> _EXERCISE DIRECTIONS_
Copy, from the entries below, each line in which the string "hourly" appears.

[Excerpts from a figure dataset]
+ + + +

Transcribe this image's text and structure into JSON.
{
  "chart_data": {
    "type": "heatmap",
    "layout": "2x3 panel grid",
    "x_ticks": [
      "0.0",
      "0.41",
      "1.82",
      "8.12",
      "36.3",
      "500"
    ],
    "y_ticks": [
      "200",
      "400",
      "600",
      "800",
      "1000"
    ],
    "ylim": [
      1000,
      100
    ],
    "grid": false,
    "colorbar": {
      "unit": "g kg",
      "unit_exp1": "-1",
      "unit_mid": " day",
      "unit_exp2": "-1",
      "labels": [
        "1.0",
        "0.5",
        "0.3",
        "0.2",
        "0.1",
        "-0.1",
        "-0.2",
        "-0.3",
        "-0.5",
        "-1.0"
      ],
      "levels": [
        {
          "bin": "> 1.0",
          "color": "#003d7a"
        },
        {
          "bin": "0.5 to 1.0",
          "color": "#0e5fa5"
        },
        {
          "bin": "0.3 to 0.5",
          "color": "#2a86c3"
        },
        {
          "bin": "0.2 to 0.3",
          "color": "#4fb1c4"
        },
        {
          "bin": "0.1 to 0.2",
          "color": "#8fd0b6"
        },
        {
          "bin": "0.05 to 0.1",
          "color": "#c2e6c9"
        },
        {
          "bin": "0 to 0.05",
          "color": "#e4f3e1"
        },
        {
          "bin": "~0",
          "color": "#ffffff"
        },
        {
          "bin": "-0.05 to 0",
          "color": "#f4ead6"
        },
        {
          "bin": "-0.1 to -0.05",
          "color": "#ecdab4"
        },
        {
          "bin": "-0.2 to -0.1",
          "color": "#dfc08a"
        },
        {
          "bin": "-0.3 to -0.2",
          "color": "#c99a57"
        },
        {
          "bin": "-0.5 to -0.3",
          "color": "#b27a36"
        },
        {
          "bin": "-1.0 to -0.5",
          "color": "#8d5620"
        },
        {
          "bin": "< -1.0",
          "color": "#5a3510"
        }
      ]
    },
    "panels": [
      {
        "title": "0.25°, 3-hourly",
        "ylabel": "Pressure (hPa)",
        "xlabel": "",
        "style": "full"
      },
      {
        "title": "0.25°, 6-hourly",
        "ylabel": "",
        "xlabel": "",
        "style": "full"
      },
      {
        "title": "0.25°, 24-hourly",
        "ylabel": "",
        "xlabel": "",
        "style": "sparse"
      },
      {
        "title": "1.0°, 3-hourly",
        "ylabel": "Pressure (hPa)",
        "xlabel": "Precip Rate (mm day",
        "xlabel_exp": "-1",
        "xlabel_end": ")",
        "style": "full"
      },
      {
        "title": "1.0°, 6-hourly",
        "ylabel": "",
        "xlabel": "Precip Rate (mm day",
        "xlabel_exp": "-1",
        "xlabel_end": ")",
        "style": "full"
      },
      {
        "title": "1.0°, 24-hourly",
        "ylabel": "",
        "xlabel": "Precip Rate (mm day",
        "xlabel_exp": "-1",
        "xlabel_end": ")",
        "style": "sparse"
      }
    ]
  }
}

+ + + +

> _TASK RESPONSE_
        "title": "0.25°, 3-hourly",
        "title": "0.25°, 6-hourly",
        "title": "0.25°, 24-hourly",
        "title": "1.0°, 3-hourly",
        "title": "1.0°, 6-hourly",
        "title": "1.0°, 24-hourly",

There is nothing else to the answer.